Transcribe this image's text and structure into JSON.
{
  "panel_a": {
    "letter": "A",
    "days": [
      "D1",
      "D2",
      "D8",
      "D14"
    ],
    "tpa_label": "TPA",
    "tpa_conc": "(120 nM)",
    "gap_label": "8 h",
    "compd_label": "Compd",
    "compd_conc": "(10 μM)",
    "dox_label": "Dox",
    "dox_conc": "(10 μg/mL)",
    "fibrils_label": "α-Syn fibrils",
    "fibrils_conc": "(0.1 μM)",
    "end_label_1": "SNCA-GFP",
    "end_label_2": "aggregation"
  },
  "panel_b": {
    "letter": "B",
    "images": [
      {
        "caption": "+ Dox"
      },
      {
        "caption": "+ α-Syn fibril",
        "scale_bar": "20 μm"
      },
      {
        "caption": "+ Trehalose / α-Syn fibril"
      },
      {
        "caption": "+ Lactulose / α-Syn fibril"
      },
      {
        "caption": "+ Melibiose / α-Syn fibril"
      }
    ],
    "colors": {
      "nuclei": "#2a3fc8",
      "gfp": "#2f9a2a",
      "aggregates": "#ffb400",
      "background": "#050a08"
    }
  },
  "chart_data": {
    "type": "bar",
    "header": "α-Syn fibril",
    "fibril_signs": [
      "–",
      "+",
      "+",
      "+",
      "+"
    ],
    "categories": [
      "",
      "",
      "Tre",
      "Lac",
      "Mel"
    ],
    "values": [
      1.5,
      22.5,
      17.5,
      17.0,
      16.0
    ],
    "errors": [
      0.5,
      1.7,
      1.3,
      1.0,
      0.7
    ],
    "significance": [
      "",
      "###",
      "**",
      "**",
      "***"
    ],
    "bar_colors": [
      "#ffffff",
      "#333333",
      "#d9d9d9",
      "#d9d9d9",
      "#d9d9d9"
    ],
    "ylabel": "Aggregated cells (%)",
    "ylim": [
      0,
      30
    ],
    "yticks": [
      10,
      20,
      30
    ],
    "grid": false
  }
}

• Prompt
If a line above holds the word "caption", copy it.

• Response to this exercise
        "caption": "+ Dox"
        "caption": "+ α-Syn fibril",
        "caption": "+ Trehalose / α-Syn fibril"
        "caption": "+ Lactulose / α-Syn fibril"
        "caption": "+ Melibiose / α-Syn fibril"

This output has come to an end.